Filter the listing and keep only the lines with the word "climatology".

Dataset records:
════

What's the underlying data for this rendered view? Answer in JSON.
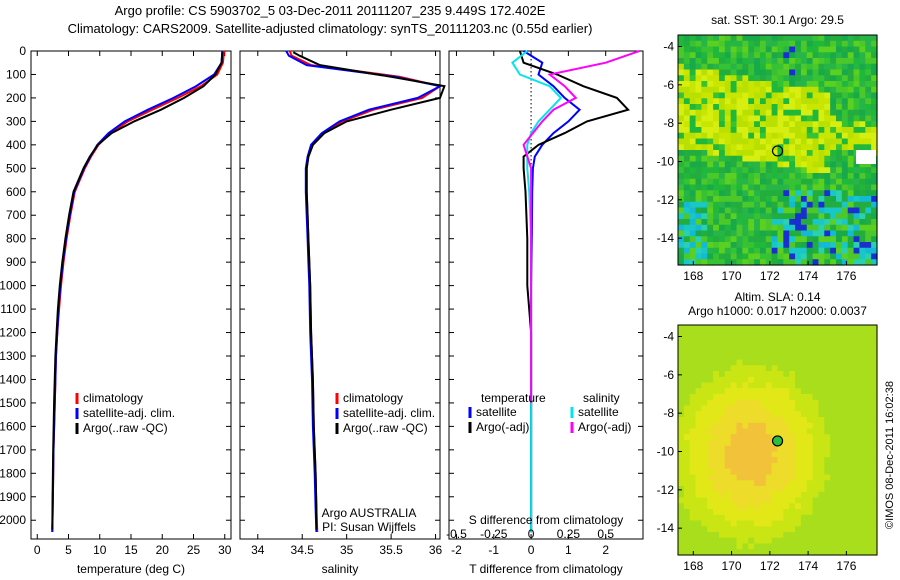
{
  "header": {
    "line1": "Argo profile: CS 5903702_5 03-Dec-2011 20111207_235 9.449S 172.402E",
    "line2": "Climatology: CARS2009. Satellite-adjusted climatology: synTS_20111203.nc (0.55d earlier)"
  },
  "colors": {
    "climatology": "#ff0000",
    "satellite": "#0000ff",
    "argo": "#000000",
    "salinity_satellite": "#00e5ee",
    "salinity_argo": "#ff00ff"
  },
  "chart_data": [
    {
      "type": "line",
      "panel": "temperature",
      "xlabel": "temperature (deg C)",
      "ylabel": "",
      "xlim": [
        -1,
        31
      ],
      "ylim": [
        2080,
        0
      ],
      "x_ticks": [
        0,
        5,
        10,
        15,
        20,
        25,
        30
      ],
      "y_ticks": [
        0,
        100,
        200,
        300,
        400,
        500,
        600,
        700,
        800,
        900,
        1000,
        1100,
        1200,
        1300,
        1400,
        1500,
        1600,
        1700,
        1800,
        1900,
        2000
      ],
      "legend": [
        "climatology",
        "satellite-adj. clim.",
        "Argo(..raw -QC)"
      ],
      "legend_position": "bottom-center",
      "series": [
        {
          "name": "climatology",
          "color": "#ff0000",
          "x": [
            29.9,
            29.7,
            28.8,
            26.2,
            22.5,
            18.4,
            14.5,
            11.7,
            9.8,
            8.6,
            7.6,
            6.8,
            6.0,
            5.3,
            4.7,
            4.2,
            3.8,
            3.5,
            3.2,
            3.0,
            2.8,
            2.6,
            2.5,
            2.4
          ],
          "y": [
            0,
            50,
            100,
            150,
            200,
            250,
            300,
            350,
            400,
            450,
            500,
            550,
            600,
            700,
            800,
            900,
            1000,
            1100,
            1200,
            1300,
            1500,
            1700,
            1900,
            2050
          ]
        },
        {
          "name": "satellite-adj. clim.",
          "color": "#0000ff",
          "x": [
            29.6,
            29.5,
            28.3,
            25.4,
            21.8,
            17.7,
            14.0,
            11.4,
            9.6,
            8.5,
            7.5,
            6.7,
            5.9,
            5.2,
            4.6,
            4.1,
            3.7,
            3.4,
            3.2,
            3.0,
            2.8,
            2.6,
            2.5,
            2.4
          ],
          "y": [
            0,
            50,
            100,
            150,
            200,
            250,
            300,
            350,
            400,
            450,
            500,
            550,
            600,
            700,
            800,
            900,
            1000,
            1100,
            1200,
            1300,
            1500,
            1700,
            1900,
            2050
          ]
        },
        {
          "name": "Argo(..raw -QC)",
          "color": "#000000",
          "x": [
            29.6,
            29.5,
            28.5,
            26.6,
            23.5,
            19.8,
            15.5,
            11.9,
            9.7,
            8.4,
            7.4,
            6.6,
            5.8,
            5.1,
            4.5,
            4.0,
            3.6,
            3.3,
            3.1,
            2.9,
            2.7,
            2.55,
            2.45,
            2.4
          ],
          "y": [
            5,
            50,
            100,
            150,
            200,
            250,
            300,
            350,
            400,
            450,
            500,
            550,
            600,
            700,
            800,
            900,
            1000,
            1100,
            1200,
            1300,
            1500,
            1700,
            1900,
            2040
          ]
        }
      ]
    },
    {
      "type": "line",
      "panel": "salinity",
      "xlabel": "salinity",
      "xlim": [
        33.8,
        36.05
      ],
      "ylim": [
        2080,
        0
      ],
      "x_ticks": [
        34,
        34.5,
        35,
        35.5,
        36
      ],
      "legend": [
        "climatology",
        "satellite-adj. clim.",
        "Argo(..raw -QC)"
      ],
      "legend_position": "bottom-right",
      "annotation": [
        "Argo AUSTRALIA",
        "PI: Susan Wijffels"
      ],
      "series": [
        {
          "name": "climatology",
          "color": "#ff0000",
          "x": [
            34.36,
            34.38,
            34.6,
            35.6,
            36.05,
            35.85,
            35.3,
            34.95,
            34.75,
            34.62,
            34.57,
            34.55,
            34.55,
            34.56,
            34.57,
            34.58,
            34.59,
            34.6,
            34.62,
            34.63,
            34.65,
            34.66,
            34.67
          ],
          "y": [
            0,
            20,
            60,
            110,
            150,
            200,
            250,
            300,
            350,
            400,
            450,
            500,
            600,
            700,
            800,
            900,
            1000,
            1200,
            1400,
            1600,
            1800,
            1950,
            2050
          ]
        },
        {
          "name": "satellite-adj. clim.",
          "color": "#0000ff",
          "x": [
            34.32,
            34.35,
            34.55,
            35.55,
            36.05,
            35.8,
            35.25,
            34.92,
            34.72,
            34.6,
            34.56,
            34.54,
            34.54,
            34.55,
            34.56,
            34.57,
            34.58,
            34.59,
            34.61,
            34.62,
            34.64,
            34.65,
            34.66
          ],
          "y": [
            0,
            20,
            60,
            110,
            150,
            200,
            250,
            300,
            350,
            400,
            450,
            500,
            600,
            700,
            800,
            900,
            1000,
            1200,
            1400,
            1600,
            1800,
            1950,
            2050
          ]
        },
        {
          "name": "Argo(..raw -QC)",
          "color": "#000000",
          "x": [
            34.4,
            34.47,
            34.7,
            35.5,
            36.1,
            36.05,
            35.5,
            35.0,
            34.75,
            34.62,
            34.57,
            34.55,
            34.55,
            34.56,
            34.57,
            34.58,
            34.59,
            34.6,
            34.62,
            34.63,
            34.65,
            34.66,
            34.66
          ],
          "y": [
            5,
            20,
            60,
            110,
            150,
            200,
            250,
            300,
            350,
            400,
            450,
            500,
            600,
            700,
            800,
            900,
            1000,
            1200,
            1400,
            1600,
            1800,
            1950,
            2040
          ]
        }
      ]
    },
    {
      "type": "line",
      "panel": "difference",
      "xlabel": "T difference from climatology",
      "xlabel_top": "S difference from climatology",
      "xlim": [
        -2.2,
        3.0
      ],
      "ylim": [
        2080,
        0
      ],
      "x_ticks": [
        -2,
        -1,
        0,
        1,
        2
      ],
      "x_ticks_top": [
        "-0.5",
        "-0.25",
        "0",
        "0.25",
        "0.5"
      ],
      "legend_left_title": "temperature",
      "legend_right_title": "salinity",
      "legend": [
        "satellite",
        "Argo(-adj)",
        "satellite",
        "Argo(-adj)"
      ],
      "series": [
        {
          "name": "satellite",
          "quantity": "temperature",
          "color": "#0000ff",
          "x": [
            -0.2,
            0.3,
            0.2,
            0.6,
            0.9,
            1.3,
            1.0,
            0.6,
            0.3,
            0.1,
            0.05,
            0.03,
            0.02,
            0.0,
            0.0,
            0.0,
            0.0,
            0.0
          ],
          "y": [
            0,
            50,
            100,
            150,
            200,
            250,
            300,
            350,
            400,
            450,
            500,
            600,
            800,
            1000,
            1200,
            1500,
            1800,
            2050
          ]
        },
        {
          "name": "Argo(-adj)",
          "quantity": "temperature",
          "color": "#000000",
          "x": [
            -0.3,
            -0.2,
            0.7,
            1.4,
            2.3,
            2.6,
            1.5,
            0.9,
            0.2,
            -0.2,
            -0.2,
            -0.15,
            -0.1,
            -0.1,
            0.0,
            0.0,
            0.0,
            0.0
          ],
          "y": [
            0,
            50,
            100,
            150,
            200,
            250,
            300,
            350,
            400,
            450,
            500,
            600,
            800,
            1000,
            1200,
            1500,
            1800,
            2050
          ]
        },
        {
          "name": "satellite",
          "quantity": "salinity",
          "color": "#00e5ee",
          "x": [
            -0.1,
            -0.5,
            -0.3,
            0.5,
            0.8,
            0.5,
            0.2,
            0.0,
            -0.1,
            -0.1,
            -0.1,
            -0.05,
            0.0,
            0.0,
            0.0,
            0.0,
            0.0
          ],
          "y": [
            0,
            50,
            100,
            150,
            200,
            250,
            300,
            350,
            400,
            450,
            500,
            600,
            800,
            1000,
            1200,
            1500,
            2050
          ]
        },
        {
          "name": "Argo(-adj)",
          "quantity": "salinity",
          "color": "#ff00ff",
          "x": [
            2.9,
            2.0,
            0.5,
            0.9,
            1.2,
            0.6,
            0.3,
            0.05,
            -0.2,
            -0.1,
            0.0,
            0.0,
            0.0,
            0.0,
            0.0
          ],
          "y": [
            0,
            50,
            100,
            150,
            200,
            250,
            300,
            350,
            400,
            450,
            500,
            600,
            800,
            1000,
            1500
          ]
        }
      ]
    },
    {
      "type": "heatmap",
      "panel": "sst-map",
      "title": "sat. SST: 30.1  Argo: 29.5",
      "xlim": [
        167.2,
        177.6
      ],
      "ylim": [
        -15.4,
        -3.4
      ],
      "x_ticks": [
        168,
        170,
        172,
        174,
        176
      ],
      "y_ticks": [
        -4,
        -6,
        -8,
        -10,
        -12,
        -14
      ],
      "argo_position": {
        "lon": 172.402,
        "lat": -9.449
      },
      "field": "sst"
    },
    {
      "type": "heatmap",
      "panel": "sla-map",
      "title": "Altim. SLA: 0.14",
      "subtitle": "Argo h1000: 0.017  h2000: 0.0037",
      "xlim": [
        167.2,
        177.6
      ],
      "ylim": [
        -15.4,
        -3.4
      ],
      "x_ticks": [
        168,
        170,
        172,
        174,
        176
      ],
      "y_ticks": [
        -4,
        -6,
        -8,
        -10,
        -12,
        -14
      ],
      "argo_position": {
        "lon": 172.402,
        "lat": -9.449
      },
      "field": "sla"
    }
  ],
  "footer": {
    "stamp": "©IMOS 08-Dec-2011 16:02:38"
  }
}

════

Solution for this task:
    "line2": "Climatology: CARS2009. Satellite-adjusted climatology: synTS_20111203.nc (0.55d earlier)"
    "climatology": "#ff0000",
        "climatology",
          "name": "climatology",
        "climatology",
          "name": "climatology",
      "xlabel": "T difference from climatology",
      "xlabel_top": "S difference from climatology",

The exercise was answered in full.